--- Provided data ---
++++++++++++++++++++
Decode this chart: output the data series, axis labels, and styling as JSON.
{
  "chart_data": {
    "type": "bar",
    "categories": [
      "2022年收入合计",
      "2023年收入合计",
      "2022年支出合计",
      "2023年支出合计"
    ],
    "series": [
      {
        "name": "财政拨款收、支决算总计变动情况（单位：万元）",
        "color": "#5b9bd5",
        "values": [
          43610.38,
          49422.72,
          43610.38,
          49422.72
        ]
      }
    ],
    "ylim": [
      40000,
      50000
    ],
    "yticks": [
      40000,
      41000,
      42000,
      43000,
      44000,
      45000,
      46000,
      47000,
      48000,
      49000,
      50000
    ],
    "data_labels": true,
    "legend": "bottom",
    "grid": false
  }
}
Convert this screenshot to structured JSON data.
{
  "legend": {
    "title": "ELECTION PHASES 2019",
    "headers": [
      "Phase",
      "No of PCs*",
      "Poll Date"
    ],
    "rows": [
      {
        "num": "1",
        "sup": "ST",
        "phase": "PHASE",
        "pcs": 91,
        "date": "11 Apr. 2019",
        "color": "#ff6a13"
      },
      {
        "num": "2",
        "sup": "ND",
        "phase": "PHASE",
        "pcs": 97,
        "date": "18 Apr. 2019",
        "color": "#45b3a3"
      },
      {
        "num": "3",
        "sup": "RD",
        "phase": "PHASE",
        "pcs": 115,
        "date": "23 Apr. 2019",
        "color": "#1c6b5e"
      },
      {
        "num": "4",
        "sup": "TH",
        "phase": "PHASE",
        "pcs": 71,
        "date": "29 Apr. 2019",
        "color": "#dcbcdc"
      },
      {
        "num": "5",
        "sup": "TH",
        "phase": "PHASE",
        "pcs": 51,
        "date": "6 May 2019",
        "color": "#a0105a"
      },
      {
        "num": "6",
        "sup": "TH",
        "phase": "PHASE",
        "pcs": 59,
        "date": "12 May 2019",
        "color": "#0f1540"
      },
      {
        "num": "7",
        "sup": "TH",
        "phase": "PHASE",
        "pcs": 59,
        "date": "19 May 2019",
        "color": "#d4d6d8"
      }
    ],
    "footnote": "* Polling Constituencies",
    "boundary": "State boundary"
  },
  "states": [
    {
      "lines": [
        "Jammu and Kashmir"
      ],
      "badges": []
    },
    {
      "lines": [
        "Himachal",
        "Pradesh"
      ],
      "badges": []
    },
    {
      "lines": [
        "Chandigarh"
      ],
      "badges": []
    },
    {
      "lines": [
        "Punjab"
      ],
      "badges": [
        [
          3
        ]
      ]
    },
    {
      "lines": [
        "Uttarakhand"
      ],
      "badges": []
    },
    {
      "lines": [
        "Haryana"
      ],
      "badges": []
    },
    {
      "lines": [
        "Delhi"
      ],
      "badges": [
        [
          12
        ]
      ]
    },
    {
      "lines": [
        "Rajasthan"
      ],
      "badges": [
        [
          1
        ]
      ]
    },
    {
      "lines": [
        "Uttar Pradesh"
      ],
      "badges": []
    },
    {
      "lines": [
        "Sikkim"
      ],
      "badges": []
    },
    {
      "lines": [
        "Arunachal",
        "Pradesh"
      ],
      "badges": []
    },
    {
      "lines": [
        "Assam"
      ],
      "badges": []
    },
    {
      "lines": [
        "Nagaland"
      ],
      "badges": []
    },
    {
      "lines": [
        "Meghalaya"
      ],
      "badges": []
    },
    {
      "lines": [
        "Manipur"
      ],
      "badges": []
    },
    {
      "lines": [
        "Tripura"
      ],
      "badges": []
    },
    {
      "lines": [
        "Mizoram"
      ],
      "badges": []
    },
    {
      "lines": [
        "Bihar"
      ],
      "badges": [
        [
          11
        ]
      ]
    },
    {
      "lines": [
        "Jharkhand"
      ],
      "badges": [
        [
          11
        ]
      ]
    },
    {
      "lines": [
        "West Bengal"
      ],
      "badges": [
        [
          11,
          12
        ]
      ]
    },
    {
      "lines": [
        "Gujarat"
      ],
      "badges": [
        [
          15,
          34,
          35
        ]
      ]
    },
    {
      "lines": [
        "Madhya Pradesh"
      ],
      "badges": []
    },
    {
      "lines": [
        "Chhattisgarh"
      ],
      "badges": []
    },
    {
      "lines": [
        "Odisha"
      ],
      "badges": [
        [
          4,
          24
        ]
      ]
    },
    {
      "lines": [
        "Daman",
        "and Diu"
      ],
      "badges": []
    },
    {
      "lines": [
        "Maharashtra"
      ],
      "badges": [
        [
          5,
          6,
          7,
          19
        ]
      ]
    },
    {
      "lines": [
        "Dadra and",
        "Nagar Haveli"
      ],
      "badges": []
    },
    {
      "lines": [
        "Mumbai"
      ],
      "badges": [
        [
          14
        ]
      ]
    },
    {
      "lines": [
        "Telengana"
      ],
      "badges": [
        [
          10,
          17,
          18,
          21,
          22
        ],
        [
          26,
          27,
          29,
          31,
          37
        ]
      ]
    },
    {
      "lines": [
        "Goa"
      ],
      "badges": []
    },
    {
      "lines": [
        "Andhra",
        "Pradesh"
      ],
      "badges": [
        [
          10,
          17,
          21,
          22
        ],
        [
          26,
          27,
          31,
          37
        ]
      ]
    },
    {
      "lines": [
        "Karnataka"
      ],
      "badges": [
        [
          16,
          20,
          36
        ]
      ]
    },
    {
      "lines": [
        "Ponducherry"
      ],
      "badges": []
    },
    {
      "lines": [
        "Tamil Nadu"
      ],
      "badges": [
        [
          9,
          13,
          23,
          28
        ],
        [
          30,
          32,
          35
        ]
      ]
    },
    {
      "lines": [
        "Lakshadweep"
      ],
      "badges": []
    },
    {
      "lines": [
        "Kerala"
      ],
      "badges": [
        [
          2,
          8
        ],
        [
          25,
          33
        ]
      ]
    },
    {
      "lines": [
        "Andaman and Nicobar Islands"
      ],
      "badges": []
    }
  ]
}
++++++++++++++++++++
--- Prompt ---
Copy down every line of the entries containing the word "color".

--- Worked answer ---
        "color": "#5b9bd5",
        "color": "#ff6a13"
        "color": "#45b3a3"
        "color": "#1c6b5e"
        "color": "#dcbcdc"
        "color": "#a0105a"
        "color": "#0f1540"
        "color": "#d4d6d8"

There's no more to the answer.